Transcribe all the records exactly and omit any images they hold.

(Stored records)
BEGIN
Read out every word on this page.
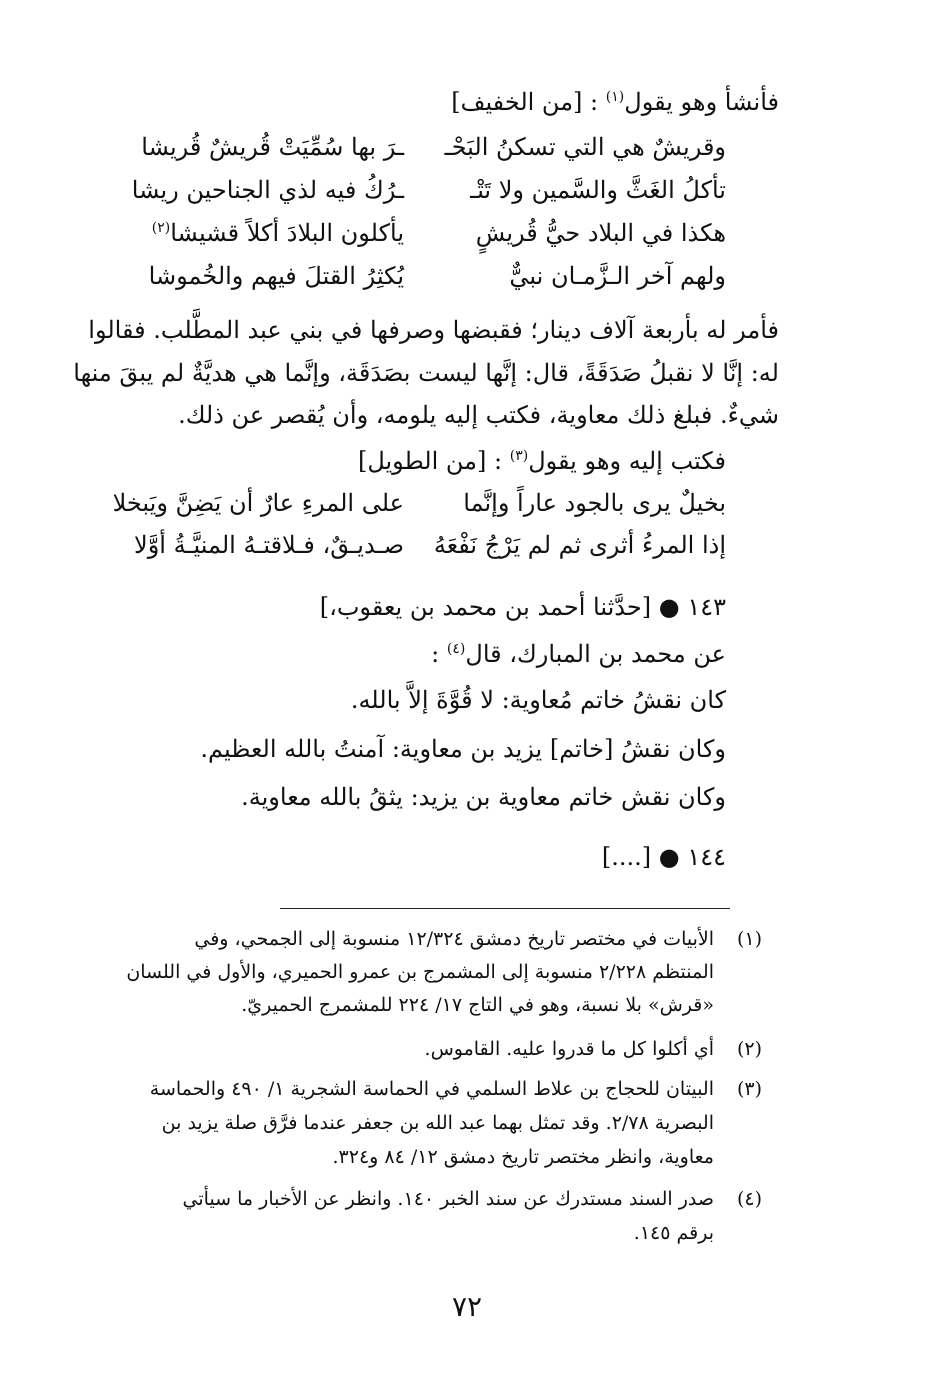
فأنشأ وهو يقول$^{(١)}$ : [من الخفيف]
وقريشٌ هي التي تسكنُ البَحْـ
ـرَ بها سُمِّيَتْ قُريشٌ قُريشا
تأكلُ الغَثَّ والسَّمين ولا تَتْـ
ـرُكُ فيه لذي الجناحين ريشا
هكذا في البلاد حيُّ قُريشٍ
يأكلون البلادَ أكلاً قشيشا$^{(٢)}$
ولهم آخر الـزَّمـان نبيٌّ
يُكثِرُ القتلَ فيهم والخُموشا
فأمر له بأربعة آلاف دينار؛ فقبضها وصرفها في بني عبد المطَّلب. فقالوا
له: إنَّا لا نقبلُ صَدَقَةً، قال: إنَّها ليست بصَدَقَة، وإنَّما هي هديَّةٌ لم يبقَ منها
شيءٌ. فبلغ ذلك معاوية، فكتب إليه يلومه، وأن يُقصر عن ذلك.
فكتب إليه وهو يقول$^{(٣)}$ : [من الطويل]
بخيلٌ يرى بالجود عاراً وإنَّما
على المرءِ عارٌ أن يَضِنَّ ويَبخلا
إذا المرءُ أثرى ثم لم يَرْجُ نَفْعَهُ
صـديـقٌ، فـلاقتـهُ المنيَّـةُ أوَّلا
١٤٣ ● [حدَّثنا أحمد بن محمد بن يعقوب،]
عن محمد بن المبارك، قال$^{(٤)}$ :
كان نقشُ خاتم مُعاوية: لا قُوَّةَ إلاَّ بالله.
وكان نقشُ [خاتم] يزيد بن معاوية: آمنتُ بالله العظيم.
وكان نقش خاتم معاوية بن يزيد: يثقُ بالله معاوية.
١٤٤ ● [....]
(١)
الأبيات في مختصر تاريخ دمشق ١٢/٣٢٤ منسوبة إلى الجمحي، وفي
المنتظم ٢/٢٢٨ منسوبة إلى المشمرج بن عمرو الحميري، والأول في اللسان
«قرش» بلا نسبة، وهو في التاج ١٧/ ٢٢٤ للمشمرج الحميريّ.
(٢)
أي أكلوا كل ما قدروا عليه. القاموس.
(٣)
البيتان للحجاج بن علاط السلمي في الحماسة الشجرية ١/ ٤٩٠ والحماسة
البصرية ٢/٧٨. وقد تمثل بهما عبد الله بن جعفر عندما فرَّق صلة يزيد بن
معاوية، وانظر مختصر تاريخ دمشق ١٢/ ٨٤ و٣٢٤.
(٤)
صدر السند مستدرك عن سند الخبر ١٤٠. وانظر عن الأخبار ما سيأتي
برقم ١٤٥.
٧٢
END
ANSWER TO THIS PROBLEM:
Read out every word on this page.
فأنشأ وهو يقول$^{(١)}$ : [من الخفيف]
وقريشٌ هي التي تسكنُ البَحْـ
ـرَ بها سُمِّيَتْ قُريشٌ قُريشا
تأكلُ الغَثَّ والسَّمين ولا تَتْـ
ـرُكُ فيه لذي الجناحين ريشا
هكذا في البلاد حيُّ قُريشٍ
يأكلون البلادَ أكلاً قشيشا$^{(٢)}$
ولهم آخر الـزَّمـان نبيٌّ
يُكثِرُ القتلَ فيهم والخُموشا
فأمر له بأربعة آلاف دينار؛ فقبضها وصرفها في بني عبد المطَّلب. فقالوا
له: إنَّا لا نقبلُ صَدَقَةً، قال: إنَّها ليست بصَدَقَة، وإنَّما هي هديَّةٌ لم يبقَ منها
شيءٌ. فبلغ ذلك معاوية، فكتب إليه يلومه، وأن يُقصر عن ذلك.
فكتب إليه وهو يقول$^{(٣)}$ : [من الطويل]
بخيلٌ يرى بالجود عاراً وإنَّما
على المرءِ عارٌ أن يَضِنَّ ويَبخلا
إذا المرءُ أثرى ثم لم يَرْجُ نَفْعَهُ
صـديـقٌ، فـلاقتـهُ المنيَّـةُ أوَّلا
١٤٣ ● [حدَّثنا أحمد بن محمد بن يعقوب،]
عن محمد بن المبارك، قال$^{(٤)}$ :
كان نقشُ خاتم مُعاوية: لا قُوَّةَ إلاَّ بالله.
وكان نقشُ [خاتم] يزيد بن معاوية: آمنتُ بالله العظيم.
وكان نقش خاتم معاوية بن يزيد: يثقُ بالله معاوية.
١٤٤ ● [....]
(١)
الأبيات في مختصر تاريخ دمشق ١٢/٣٢٤ منسوبة إلى الجمحي، وفي
المنتظم ٢/٢٢٨ منسوبة إلى المشمرج بن عمرو الحميري، والأول في اللسان
«قرش» بلا نسبة، وهو في التاج ١٧/ ٢٢٤ للمشمرج الحميريّ.
(٢)
أي أكلوا كل ما قدروا عليه. القاموس.
(٣)
البيتان للحجاج بن علاط السلمي في الحماسة الشجرية ١/ ٤٩٠ والحماسة
البصرية ٢/٧٨. وقد تمثل بهما عبد الله بن جعفر عندما فرَّق صلة يزيد بن
معاوية، وانظر مختصر تاريخ دمشق ١٢/ ٨٤ و٣٢٤.
(٤)
صدر السند مستدرك عن سند الخبر ١٤٠. وانظر عن الأخبار ما سيأتي
برقم ١٤٥.
٧٢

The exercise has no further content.